Requirement: Your task is to write out the complete listing exactly as it is shown.

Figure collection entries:
=====
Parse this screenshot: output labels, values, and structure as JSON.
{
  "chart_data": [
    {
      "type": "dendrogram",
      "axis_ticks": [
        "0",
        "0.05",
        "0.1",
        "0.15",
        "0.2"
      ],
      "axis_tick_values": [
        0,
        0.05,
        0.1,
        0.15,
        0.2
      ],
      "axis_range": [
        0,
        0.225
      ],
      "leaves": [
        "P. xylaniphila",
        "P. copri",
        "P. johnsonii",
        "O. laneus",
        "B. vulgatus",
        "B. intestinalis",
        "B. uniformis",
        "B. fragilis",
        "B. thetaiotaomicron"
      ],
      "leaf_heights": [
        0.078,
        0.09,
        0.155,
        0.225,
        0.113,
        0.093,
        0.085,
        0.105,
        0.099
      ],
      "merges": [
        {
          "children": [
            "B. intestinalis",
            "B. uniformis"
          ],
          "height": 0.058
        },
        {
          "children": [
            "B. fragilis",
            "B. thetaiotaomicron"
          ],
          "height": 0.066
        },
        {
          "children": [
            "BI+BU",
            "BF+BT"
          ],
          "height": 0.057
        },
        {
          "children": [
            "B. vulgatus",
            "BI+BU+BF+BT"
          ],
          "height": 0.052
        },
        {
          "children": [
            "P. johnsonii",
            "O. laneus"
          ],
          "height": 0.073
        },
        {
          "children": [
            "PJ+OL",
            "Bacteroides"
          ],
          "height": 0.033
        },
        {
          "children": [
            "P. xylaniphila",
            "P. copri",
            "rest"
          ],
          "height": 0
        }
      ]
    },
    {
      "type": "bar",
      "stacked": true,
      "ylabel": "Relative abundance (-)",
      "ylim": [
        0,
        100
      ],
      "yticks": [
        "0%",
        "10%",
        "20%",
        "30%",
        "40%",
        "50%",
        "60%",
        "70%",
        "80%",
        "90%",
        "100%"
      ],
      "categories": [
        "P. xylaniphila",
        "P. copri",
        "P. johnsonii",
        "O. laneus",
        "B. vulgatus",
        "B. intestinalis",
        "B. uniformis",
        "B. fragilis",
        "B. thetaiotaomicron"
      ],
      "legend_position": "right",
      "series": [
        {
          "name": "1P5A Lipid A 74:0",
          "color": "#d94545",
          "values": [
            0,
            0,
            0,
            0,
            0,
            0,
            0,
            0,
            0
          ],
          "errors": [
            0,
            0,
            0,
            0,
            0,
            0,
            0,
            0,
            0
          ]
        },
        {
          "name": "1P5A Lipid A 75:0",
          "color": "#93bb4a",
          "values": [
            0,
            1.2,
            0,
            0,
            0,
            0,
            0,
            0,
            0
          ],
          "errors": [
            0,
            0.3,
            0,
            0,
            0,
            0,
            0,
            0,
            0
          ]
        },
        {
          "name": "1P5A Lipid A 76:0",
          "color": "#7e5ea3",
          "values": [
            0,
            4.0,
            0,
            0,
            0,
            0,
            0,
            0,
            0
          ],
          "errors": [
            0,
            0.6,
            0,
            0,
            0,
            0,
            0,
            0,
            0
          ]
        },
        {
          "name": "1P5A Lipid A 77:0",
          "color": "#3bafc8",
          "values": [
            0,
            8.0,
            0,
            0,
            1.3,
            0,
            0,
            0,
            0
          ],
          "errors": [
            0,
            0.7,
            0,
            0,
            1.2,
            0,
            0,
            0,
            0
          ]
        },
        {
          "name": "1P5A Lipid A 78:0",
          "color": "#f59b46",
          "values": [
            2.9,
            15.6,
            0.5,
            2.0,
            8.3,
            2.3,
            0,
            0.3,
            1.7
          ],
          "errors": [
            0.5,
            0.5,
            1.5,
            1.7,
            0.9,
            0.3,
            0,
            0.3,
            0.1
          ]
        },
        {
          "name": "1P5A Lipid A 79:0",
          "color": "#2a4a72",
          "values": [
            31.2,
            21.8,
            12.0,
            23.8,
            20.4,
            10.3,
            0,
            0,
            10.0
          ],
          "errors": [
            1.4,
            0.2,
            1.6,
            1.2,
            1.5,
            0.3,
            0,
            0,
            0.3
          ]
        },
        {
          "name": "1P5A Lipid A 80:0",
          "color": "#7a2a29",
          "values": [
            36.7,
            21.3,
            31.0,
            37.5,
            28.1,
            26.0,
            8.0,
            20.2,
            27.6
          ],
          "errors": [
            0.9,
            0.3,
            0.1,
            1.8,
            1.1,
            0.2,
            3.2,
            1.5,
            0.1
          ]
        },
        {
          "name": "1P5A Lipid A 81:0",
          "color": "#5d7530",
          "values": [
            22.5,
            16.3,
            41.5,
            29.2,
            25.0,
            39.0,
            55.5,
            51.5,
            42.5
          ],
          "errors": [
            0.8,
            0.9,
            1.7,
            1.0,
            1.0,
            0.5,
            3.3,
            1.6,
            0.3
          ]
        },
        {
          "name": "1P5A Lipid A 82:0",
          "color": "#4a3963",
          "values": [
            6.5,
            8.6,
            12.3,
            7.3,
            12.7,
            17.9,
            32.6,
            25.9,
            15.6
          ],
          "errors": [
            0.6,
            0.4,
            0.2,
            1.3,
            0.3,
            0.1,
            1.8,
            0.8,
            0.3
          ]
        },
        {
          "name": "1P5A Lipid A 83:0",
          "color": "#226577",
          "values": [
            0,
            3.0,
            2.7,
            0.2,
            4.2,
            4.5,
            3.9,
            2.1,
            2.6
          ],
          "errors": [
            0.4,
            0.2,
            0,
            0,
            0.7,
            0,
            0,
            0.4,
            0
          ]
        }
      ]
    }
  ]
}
=====
Written answer:
Parse this screenshot: output labels, values, and structure as JSON.
{
  "chart_data": [
    {
      "type": "dendrogram",
      "axis_ticks": [
        "0",
        "0.05",
        "0.1",
        "0.15",
        "0.2"
      ],
      "axis_tick_values": [
        0,
        0.05,
        0.1,
        0.15,
        0.2
      ],
      "axis_range": [
        0,
        0.225
      ],
      "leaves": [
        "P. xylaniphila",
        "P. copri",
        "P. johnsonii",
        "O. laneus",
        "B. vulgatus",
        "B. intestinalis",
        "B. uniformis",
        "B. fragilis",
        "B. thetaiotaomicron"
      ],
      "leaf_heights": [
        0.078,
        0.09,
        0.155,
        0.225,
        0.113,
        0.093,
        0.085,
        0.105,
        0.099
      ],
      "merges": [
        {
          "children": [
            "B. intestinalis",
            "B. uniformis"
          ],
          "height": 0.058
        },
        {
          "children": [
            "B. fragilis",
            "B. thetaiotaomicron"
          ],
          "height": 0.066
        },
        {
          "children": [
            "BI+BU",
            "BF+BT"
          ],
          "height": 0.057
        },
        {
          "children": [
            "B. vulgatus",
            "BI+BU+BF+BT"
          ],
          "height": 0.052
        },
        {
          "children": [
            "P. johnsonii",
            "O. laneus"
          ],
          "height": 0.073
        },
        {
          "children": [
            "PJ+OL",
            "Bacteroides"
          ],
          "height": 0.033
        },
        {
          "children": [
            "P. xylaniphila",
            "P. copri",
            "rest"
          ],
          "height": 0
        }
      ]
    },
    {
      "type": "bar",
      "stacked": true,
      "ylabel": "Relative abundance (-)",
      "ylim": [
        0,
        100
      ],
      "yticks": [
        "0%",
        "10%",
        "20%",
        "30%",
        "40%",
        "50%",
        "60%",
        "70%",
        "80%",
        "90%",
        "100%"
      ],
      "categories": [
        "P. xylaniphila",
        "P. copri",
        "P. johnsonii",
        "O. laneus",
        "B. vulgatus",
        "B. intestinalis",
        "B. uniformis",
        "B. fragilis",
        "B. thetaiotaomicron"
      ],
      "legend_position": "right",
      "series": [
        {
          "name": "1P5A Lipid A 74:0",
          "color": "#d94545",
          "values": [
            0,
            0,
            0,
            0,
            0,
            0,
            0,
            0,
            0
          ],
          "errors": [
            0,
            0,
            0,
            0,
            0,
            0,
            0,
            0,
            0
          ]
        },
        {
          "name": "1P5A Lipid A 75:0",
          "color": "#93bb4a",
          "values": [
            0,
            1.2,
            0,
            0,
            0,
            0,
            0,
            0,
            0
          ],
          "errors": [
            0,
            0.3,
            0,
            0,
            0,
            0,
            0,
            0,
            0
          ]
        },
        {
          "name": "1P5A Lipid A 76:0",
          "color": "#7e5ea3",
          "values": [
            0,
            4.0,
            0,
            0,
            0,
            0,
            0,
            0,
            0
          ],
          "errors": [
            0,
            0.6,
            0,
            0,
            0,
            0,
            0,
            0,
            0
          ]
        },
        {
          "name": "1P5A Lipid A 77:0",
          "color": "#3bafc8",
          "values": [
            0,
            8.0,
            0,
            0,
            1.3,
            0,
            0,
            0,
            0
          ],
          "errors": [
            0,
            0.7,
            0,
            0,
            1.2,
            0,
            0,
            0,
            0
          ]
        },
        {
          "name": "1P5A Lipid A 78:0",
          "color": "#f59b46",
          "values": [
            2.9,
            15.6,
            0.5,
            2.0,
            8.3,
            2.3,
            0,
            0.3,
            1.7
          ],
          "errors": [
            0.5,
            0.5,
            1.5,
            1.7,
            0.9,
            0.3,
            0,
            0.3,
            0.1
          ]
        },
        {
          "name": "1P5A Lipid A 79:0",
          "color": "#2a4a72",
          "values": [
            31.2,
            21.8,
            12.0,
            23.8,
            20.4,
            10.3,
            0,
            0,
            10.0
          ],
          "errors": [
            1.4,
            0.2,
            1.6,
            1.2,
            1.5,
            0.3,
            0,
            0,
            0.3
          ]
        },
        {
          "name": "1P5A Lipid A 80:0",
          "color": "#7a2a29",
          "values": [
            36.7,
            21.3,
            31.0,
            37.5,
            28.1,
            26.0,
            8.0,
            20.2,
            27.6
          ],
          "errors": [
            0.9,
            0.3,
            0.1,
            1.8,
            1.1,
            0.2,
            3.2,
            1.5,
            0.1
          ]
        },
        {
          "name": "1P5A Lipid A 81:0",
          "color": "#5d7530",
          "values": [
            22.5,
            16.3,
            41.5,
            29.2,
            25.0,
            39.0,
            55.5,
            51.5,
            42.5
          ],
          "errors": [
            0.8,
            0.9,
            1.7,
            1.0,
            1.0,
            0.5,
            3.3,
            1.6,
            0.3
          ]
        },
        {
          "name": "1P5A Lipid A 82:0",
          "color": "#4a3963",
          "values": [
            6.5,
            8.6,
            12.3,
            7.3,
            12.7,
            17.9,
            32.6,
            25.9,
            15.6
          ],
          "errors": [
            0.6,
            0.4,
            0.2,
            1.3,
            0.3,
            0.1,
            1.8,
            0.8,
            0.3
          ]
        },
        {
          "name": "1P5A Lipid A 83:0",
          "color": "#226577",
          "values": [
            0,
            3.0,
            2.7,
            0.2,
            4.2,
            4.5,
            3.9,
            2.1,
            2.6
          ],
          "errors": [
            0.4,
            0.2,
            0,
            0,
            0.7,
            0,
            0,
            0.4,
            0
          ]
        }
      ]
    }
  ]
}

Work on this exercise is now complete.